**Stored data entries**
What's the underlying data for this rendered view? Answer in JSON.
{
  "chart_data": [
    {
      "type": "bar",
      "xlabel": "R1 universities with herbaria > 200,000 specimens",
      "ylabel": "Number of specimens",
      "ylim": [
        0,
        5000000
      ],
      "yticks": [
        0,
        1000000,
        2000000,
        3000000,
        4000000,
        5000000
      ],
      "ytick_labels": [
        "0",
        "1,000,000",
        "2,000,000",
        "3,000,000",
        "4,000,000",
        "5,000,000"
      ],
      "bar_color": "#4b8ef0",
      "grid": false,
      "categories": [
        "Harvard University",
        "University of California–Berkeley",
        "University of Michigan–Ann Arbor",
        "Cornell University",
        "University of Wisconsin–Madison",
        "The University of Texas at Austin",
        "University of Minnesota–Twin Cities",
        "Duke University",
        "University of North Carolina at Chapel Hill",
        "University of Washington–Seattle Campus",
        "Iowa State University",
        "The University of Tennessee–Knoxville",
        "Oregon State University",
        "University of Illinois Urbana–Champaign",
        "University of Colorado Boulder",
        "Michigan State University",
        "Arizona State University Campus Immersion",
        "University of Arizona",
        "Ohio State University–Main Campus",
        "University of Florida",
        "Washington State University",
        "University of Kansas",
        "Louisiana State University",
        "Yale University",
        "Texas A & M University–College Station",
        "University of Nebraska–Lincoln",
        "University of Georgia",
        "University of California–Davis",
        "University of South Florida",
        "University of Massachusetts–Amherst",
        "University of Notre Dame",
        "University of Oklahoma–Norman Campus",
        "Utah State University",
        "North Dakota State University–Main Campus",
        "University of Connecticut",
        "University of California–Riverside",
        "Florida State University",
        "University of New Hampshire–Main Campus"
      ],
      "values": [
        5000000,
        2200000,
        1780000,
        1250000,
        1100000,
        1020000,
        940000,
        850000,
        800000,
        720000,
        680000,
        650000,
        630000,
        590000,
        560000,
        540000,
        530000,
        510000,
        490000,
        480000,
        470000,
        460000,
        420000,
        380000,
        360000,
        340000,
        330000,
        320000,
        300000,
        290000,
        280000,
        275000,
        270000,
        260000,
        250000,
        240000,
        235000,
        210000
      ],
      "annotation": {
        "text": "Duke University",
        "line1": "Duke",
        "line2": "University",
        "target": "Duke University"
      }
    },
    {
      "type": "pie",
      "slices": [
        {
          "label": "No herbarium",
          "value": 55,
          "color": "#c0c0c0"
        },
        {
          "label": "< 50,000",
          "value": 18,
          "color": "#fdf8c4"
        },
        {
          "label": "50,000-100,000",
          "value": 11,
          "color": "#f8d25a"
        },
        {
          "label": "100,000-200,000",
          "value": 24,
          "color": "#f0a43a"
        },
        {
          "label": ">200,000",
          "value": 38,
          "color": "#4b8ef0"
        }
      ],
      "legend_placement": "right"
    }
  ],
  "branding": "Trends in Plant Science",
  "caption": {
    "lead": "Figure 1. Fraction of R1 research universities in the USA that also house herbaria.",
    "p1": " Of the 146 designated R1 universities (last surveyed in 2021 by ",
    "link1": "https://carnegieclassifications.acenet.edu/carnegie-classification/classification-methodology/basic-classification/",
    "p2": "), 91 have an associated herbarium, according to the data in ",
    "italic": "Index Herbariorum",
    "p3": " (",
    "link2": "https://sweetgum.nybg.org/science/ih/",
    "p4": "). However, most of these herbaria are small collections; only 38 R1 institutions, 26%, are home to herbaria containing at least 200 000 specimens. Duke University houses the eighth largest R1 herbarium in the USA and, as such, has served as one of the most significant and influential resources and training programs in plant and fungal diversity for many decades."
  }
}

**Written request**
From the preceding material, extract every line exactly.

**The result**
What's the underlying data for this rendered view? Answer in JSON.
{
  "chart_data": [
    {
      "type": "bar",
      "xlabel": "R1 universities with herbaria > 200,000 specimens",
      "ylabel": "Number of specimens",
      "ylim": [
        0,
        5000000
      ],
      "yticks": [
        0,
        1000000,
        2000000,
        3000000,
        4000000,
        5000000
      ],
      "ytick_labels": [
        "0",
        "1,000,000",
        "2,000,000",
        "3,000,000",
        "4,000,000",
        "5,000,000"
      ],
      "bar_color": "#4b8ef0",
      "grid": false,
      "categories": [
        "Harvard University",
        "University of California–Berkeley",
        "University of Michigan–Ann Arbor",
        "Cornell University",
        "University of Wisconsin–Madison",
        "The University of Texas at Austin",
        "University of Minnesota–Twin Cities",
        "Duke University",
        "University of North Carolina at Chapel Hill",
        "University of Washington–Seattle Campus",
        "Iowa State University",
        "The University of Tennessee–Knoxville",
        "Oregon State University",
        "University of Illinois Urbana–Champaign",
        "University of Colorado Boulder",
        "Michigan State University",
        "Arizona State University Campus Immersion",
        "University of Arizona",
        "Ohio State University–Main Campus",
        "University of Florida",
        "Washington State University",
        "University of Kansas",
        "Louisiana State University",
        "Yale University",
        "Texas A & M University–College Station",
        "University of Nebraska–Lincoln",
        "University of Georgia",
        "University of California–Davis",
        "University of South Florida",
        "University of Massachusetts–Amherst",
        "University of Notre Dame",
        "University of Oklahoma–Norman Campus",
        "Utah State University",
        "North Dakota State University–Main Campus",
        "University of Connecticut",
        "University of California–Riverside",
        "Florida State University",
        "University of New Hampshire–Main Campus"
      ],
      "values": [
        5000000,
        2200000,
        1780000,
        1250000,
        1100000,
        1020000,
        940000,
        850000,
        800000,
        720000,
        680000,
        650000,
        630000,
        590000,
        560000,
        540000,
        530000,
        510000,
        490000,
        480000,
        470000,
        460000,
        420000,
        380000,
        360000,
        340000,
        330000,
        320000,
        300000,
        290000,
        280000,
        275000,
        270000,
        260000,
        250000,
        240000,
        235000,
        210000
      ],
      "annotation": {
        "text": "Duke University",
        "line1": "Duke",
        "line2": "University",
        "target": "Duke University"
      }
    },
    {
      "type": "pie",
      "slices": [
        {
          "label": "No herbarium",
          "value": 55,
          "color": "#c0c0c0"
        },
        {
          "label": "< 50,000",
          "value": 18,
          "color": "#fdf8c4"
        },
        {
          "label": "50,000-100,000",
          "value": 11,
          "color": "#f8d25a"
        },
        {
          "label": "100,000-200,000",
          "value": 24,
          "color": "#f0a43a"
        },
        {
          "label": ">200,000",
          "value": 38,
          "color": "#4b8ef0"
        }
      ],
      "legend_placement": "right"
    }
  ],
  "branding": "Trends in Plant Science",
  "caption": {
    "lead": "Figure 1. Fraction of R1 research universities in the USA that also house herbaria.",
    "p1": " Of the 146 designated R1 universities (last surveyed in 2021 by ",
    "link1": "https://carnegieclassifications.acenet.edu/carnegie-classification/classification-methodology/basic-classification/",
    "p2": "), 91 have an associated herbarium, according to the data in ",
    "italic": "Index Herbariorum",
    "p3": " (",
    "link2": "https://sweetgum.nybg.org/science/ih/",
    "p4": "). However, most of these herbaria are small collections; only 38 R1 institutions, 26%, are home to herbaria containing at least 200 000 specimens. Duke University houses the eighth largest R1 herbarium in the USA and, as such, has served as one of the most significant and influential resources and training programs in plant and fungal diversity for many decades."
  }
}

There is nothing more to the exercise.